Looking at the data below, count the lines that contain the string "name". Write only the total.

■ **Task material**
/---
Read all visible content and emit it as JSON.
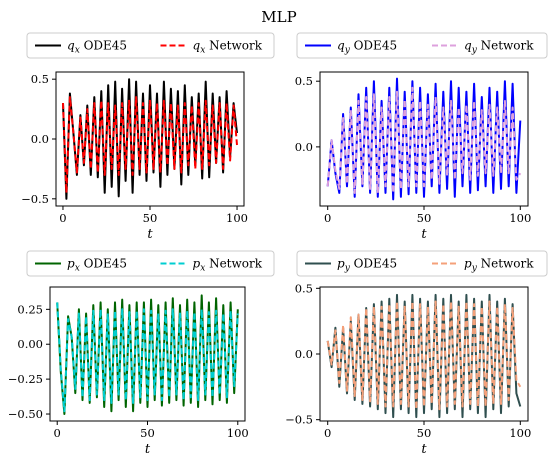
{
  "title": "MLP",
  "chart_data": [
    {
      "type": "line",
      "xlabel": "t",
      "ylabel": "",
      "xlim": [
        -4,
        104
      ],
      "ylim": [
        -0.56,
        0.56
      ],
      "xticks": [
        0,
        50,
        100
      ],
      "xtick_labels": [
        "0",
        "50",
        "100"
      ],
      "yticks": [
        -0.5,
        0.0,
        0.5
      ],
      "ytick_labels": [
        "−0.5",
        "0.0",
        "0.5"
      ],
      "legend_position": "top",
      "series": [
        {
          "name": "q_x ODE45",
          "color": "#000000",
          "dash": "solid",
          "x": [
            0,
            2,
            4,
            6,
            8,
            10,
            12,
            14,
            16,
            18,
            20,
            22,
            24,
            26,
            28,
            30,
            32,
            34,
            36,
            38,
            40,
            42,
            44,
            46,
            48,
            50,
            52,
            54,
            56,
            58,
            60,
            62,
            64,
            66,
            68,
            70,
            72,
            74,
            76,
            78,
            80,
            82,
            84,
            86,
            88,
            90,
            92,
            94,
            96,
            98,
            100
          ],
          "y": [
            0.3,
            -0.5,
            0.38,
            0.05,
            -0.3,
            0.2,
            -0.22,
            0.28,
            -0.3,
            0.35,
            -0.32,
            0.4,
            -0.45,
            0.45,
            -0.4,
            0.48,
            -0.48,
            0.42,
            -0.35,
            0.5,
            -0.45,
            0.48,
            -0.3,
            0.38,
            -0.35,
            0.45,
            -0.28,
            0.38,
            -0.4,
            0.48,
            -0.3,
            0.42,
            -0.25,
            0.4,
            -0.38,
            0.45,
            -0.3,
            0.35,
            -0.22,
            0.38,
            -0.33,
            0.48,
            -0.32,
            0.38,
            -0.2,
            0.35,
            -0.28,
            0.4,
            -0.15,
            0.3,
            0.05
          ]
        },
        {
          "name": "q_x Network",
          "color": "#ff0000",
          "dash": "dashed",
          "x": [
            0,
            2,
            4,
            6,
            8,
            10,
            12,
            14,
            16,
            18,
            20,
            22,
            24,
            26,
            28,
            30,
            32,
            34,
            36,
            38,
            40,
            42,
            44,
            46,
            48,
            50,
            52,
            54,
            56,
            58,
            60,
            62,
            64,
            66,
            68,
            70,
            72,
            74,
            76,
            78,
            80,
            82,
            84,
            86,
            88,
            90,
            92,
            94,
            96,
            98,
            100
          ],
          "y": [
            0.3,
            -0.45,
            0.35,
            0.05,
            -0.28,
            0.18,
            -0.2,
            0.25,
            -0.25,
            0.3,
            -0.28,
            0.32,
            -0.3,
            0.3,
            -0.25,
            0.28,
            -0.3,
            0.3,
            -0.25,
            0.32,
            -0.3,
            0.35,
            -0.25,
            0.3,
            -0.28,
            0.32,
            -0.25,
            0.3,
            -0.28,
            0.32,
            -0.22,
            0.3,
            -0.25,
            0.28,
            -0.28,
            0.3,
            -0.22,
            0.28,
            -0.25,
            0.3,
            -0.25,
            0.32,
            -0.22,
            0.28,
            -0.2,
            0.3,
            -0.25,
            0.3,
            -0.18,
            0.28,
            -0.05
          ]
        }
      ]
    },
    {
      "type": "line",
      "xlabel": "t",
      "ylabel": "",
      "xlim": [
        -4,
        104
      ],
      "ylim": [
        -0.45,
        0.57
      ],
      "xticks": [
        0,
        50,
        100
      ],
      "xtick_labels": [
        "0",
        "50",
        "100"
      ],
      "yticks": [
        0.0,
        0.5
      ],
      "ytick_labels": [
        "0.0",
        "0.5"
      ],
      "legend_position": "top",
      "series": [
        {
          "name": "q_y ODE45",
          "color": "#0000ff",
          "dash": "solid",
          "x": [
            0,
            2,
            4,
            6,
            8,
            10,
            12,
            14,
            16,
            18,
            20,
            22,
            24,
            26,
            28,
            30,
            32,
            34,
            36,
            38,
            40,
            42,
            44,
            46,
            48,
            50,
            52,
            54,
            56,
            58,
            60,
            62,
            64,
            66,
            68,
            70,
            72,
            74,
            76,
            78,
            80,
            82,
            84,
            86,
            88,
            90,
            92,
            94,
            96,
            98,
            100
          ],
          "y": [
            -0.3,
            0.05,
            -0.2,
            -0.35,
            0.25,
            -0.3,
            0.3,
            -0.38,
            0.4,
            -0.3,
            0.45,
            -0.35,
            0.5,
            -0.38,
            0.35,
            -0.35,
            0.45,
            -0.4,
            0.52,
            -0.38,
            0.42,
            -0.36,
            0.5,
            -0.35,
            0.45,
            -0.38,
            0.4,
            -0.3,
            0.48,
            -0.35,
            0.42,
            -0.32,
            0.5,
            -0.38,
            0.45,
            -0.3,
            0.42,
            -0.35,
            0.48,
            -0.33,
            0.38,
            -0.3,
            0.45,
            -0.35,
            0.42,
            -0.32,
            0.5,
            -0.3,
            0.48,
            -0.35,
            0.2
          ]
        },
        {
          "name": "q_y Network",
          "color": "#dda0dd",
          "dash": "dashed",
          "x": [
            0,
            2,
            4,
            6,
            8,
            10,
            12,
            14,
            16,
            18,
            20,
            22,
            24,
            26,
            28,
            30,
            32,
            34,
            36,
            38,
            40,
            42,
            44,
            46,
            48,
            50,
            52,
            54,
            56,
            58,
            60,
            62,
            64,
            66,
            68,
            70,
            72,
            74,
            76,
            78,
            80,
            82,
            84,
            86,
            88,
            90,
            92,
            94,
            96,
            98,
            100
          ],
          "y": [
            -0.3,
            0.05,
            -0.18,
            -0.32,
            0.22,
            -0.28,
            0.28,
            -0.35,
            0.35,
            -0.28,
            0.38,
            -0.32,
            0.4,
            -0.35,
            0.3,
            -0.3,
            0.38,
            -0.35,
            0.42,
            -0.32,
            0.36,
            -0.3,
            0.45,
            -0.3,
            0.35,
            -0.3,
            0.32,
            -0.25,
            0.38,
            -0.28,
            0.3,
            -0.22,
            0.35,
            -0.25,
            0.3,
            -0.2,
            0.32,
            -0.25,
            0.35,
            -0.22,
            0.28,
            -0.2,
            0.32,
            -0.22,
            0.3,
            -0.2,
            0.35,
            -0.2,
            0.3,
            -0.25,
            -0.2
          ]
        }
      ]
    },
    {
      "type": "line",
      "xlabel": "t",
      "ylabel": "",
      "xlim": [
        -4,
        104
      ],
      "ylim": [
        -0.55,
        0.41
      ],
      "xticks": [
        0,
        50,
        100
      ],
      "xtick_labels": [
        "0",
        "50",
        "100"
      ],
      "yticks": [
        -0.5,
        -0.25,
        0.0,
        0.25
      ],
      "ytick_labels": [
        "−0.50",
        "−0.25",
        "0.00",
        "0.25"
      ],
      "legend_position": "top",
      "series": [
        {
          "name": "p_x ODE45",
          "color": "#006400",
          "dash": "solid",
          "x": [
            0,
            2,
            4,
            6,
            8,
            10,
            12,
            14,
            16,
            18,
            20,
            22,
            24,
            26,
            28,
            30,
            32,
            34,
            36,
            38,
            40,
            42,
            44,
            46,
            48,
            50,
            52,
            54,
            56,
            58,
            60,
            62,
            64,
            66,
            68,
            70,
            72,
            74,
            76,
            78,
            80,
            82,
            84,
            86,
            88,
            90,
            92,
            94,
            96,
            98,
            100
          ],
          "y": [
            0.3,
            -0.2,
            -0.5,
            0.2,
            0.05,
            -0.35,
            0.25,
            -0.4,
            0.22,
            -0.42,
            0.28,
            -0.38,
            0.3,
            -0.45,
            0.25,
            -0.48,
            0.3,
            -0.4,
            0.32,
            -0.45,
            0.28,
            -0.48,
            0.3,
            -0.42,
            0.3,
            -0.45,
            0.32,
            -0.4,
            0.28,
            -0.44,
            0.3,
            -0.42,
            0.33,
            -0.4,
            0.28,
            -0.44,
            0.32,
            -0.42,
            0.3,
            -0.45,
            0.35,
            -0.4,
            0.3,
            -0.43,
            0.33,
            -0.4,
            0.28,
            -0.42,
            0.3,
            -0.35,
            0.25
          ]
        },
        {
          "name": "p_x Network",
          "color": "#00ced1",
          "dash": "dashed",
          "x": [
            0,
            2,
            4,
            6,
            8,
            10,
            12,
            14,
            16,
            18,
            20,
            22,
            24,
            26,
            28,
            30,
            32,
            34,
            36,
            38,
            40,
            42,
            44,
            46,
            48,
            50,
            52,
            54,
            56,
            58,
            60,
            62,
            64,
            66,
            68,
            70,
            72,
            74,
            76,
            78,
            80,
            82,
            84,
            86,
            88,
            90,
            92,
            94,
            96,
            98,
            100
          ],
          "y": [
            0.3,
            -0.18,
            -0.48,
            0.18,
            0.05,
            -0.32,
            0.22,
            -0.38,
            0.2,
            -0.4,
            0.24,
            -0.36,
            0.25,
            -0.4,
            0.22,
            -0.42,
            0.24,
            -0.36,
            0.25,
            -0.4,
            0.23,
            -0.42,
            0.24,
            -0.38,
            0.25,
            -0.4,
            0.24,
            -0.36,
            0.22,
            -0.4,
            0.24,
            -0.38,
            0.25,
            -0.36,
            0.22,
            -0.4,
            0.24,
            -0.38,
            0.23,
            -0.4,
            0.25,
            -0.36,
            0.23,
            -0.38,
            0.24,
            -0.36,
            0.22,
            -0.38,
            0.24,
            -0.3,
            0.22
          ]
        }
      ]
    },
    {
      "type": "line",
      "xlabel": "t",
      "ylabel": "",
      "xlim": [
        -4,
        104
      ],
      "ylim": [
        -0.51,
        0.51
      ],
      "xticks": [
        0,
        50,
        100
      ],
      "xtick_labels": [
        "0",
        "50",
        "100"
      ],
      "yticks": [
        -0.5,
        0.0,
        0.5
      ],
      "ytick_labels": [
        "−0.5",
        "0.0",
        "0.5"
      ],
      "legend_position": "top",
      "series": [
        {
          "name": "p_y ODE45",
          "color": "#2f4f4f",
          "dash": "solid",
          "x": [
            0,
            2,
            4,
            6,
            8,
            10,
            12,
            14,
            16,
            18,
            20,
            22,
            24,
            26,
            28,
            30,
            32,
            34,
            36,
            38,
            40,
            42,
            44,
            46,
            48,
            50,
            52,
            54,
            56,
            58,
            60,
            62,
            64,
            66,
            68,
            70,
            72,
            74,
            76,
            78,
            80,
            82,
            84,
            86,
            88,
            90,
            92,
            94,
            96,
            98,
            100
          ],
          "y": [
            0.1,
            -0.1,
            0.2,
            -0.25,
            0.2,
            -0.3,
            0.25,
            -0.35,
            0.3,
            -0.38,
            0.35,
            -0.4,
            0.38,
            -0.42,
            0.4,
            -0.45,
            0.42,
            -0.48,
            0.45,
            -0.42,
            0.4,
            -0.45,
            0.45,
            -0.48,
            0.42,
            -0.45,
            0.4,
            -0.42,
            0.45,
            -0.48,
            0.42,
            -0.45,
            0.45,
            -0.42,
            0.4,
            -0.48,
            0.45,
            -0.42,
            0.42,
            -0.45,
            0.4,
            -0.48,
            0.45,
            -0.42,
            0.4,
            -0.45,
            0.42,
            -0.4,
            0.38,
            -0.3,
            -0.4
          ]
        },
        {
          "name": "p_y Network",
          "color": "#f4a07a",
          "dash": "dashed",
          "x": [
            0,
            2,
            4,
            6,
            8,
            10,
            12,
            14,
            16,
            18,
            20,
            22,
            24,
            26,
            28,
            30,
            32,
            34,
            36,
            38,
            40,
            42,
            44,
            46,
            48,
            50,
            52,
            54,
            56,
            58,
            60,
            62,
            64,
            66,
            68,
            70,
            72,
            74,
            76,
            78,
            80,
            82,
            84,
            86,
            88,
            90,
            92,
            94,
            96,
            98,
            100
          ],
          "y": [
            0.1,
            -0.08,
            0.18,
            -0.22,
            0.22,
            -0.28,
            0.28,
            -0.32,
            0.3,
            -0.35,
            0.35,
            -0.36,
            0.36,
            -0.38,
            0.36,
            -0.4,
            0.38,
            -0.4,
            0.4,
            -0.38,
            0.36,
            -0.4,
            0.4,
            -0.42,
            0.38,
            -0.4,
            0.36,
            -0.38,
            0.4,
            -0.42,
            0.38,
            -0.4,
            0.4,
            -0.38,
            0.36,
            -0.4,
            0.4,
            -0.38,
            0.38,
            -0.4,
            0.36,
            -0.4,
            0.4,
            -0.38,
            0.36,
            -0.38,
            0.38,
            -0.35,
            0.35,
            -0.2,
            -0.25
          ]
        }
      ]
    }
  ]
}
\---
■ **Written response**
8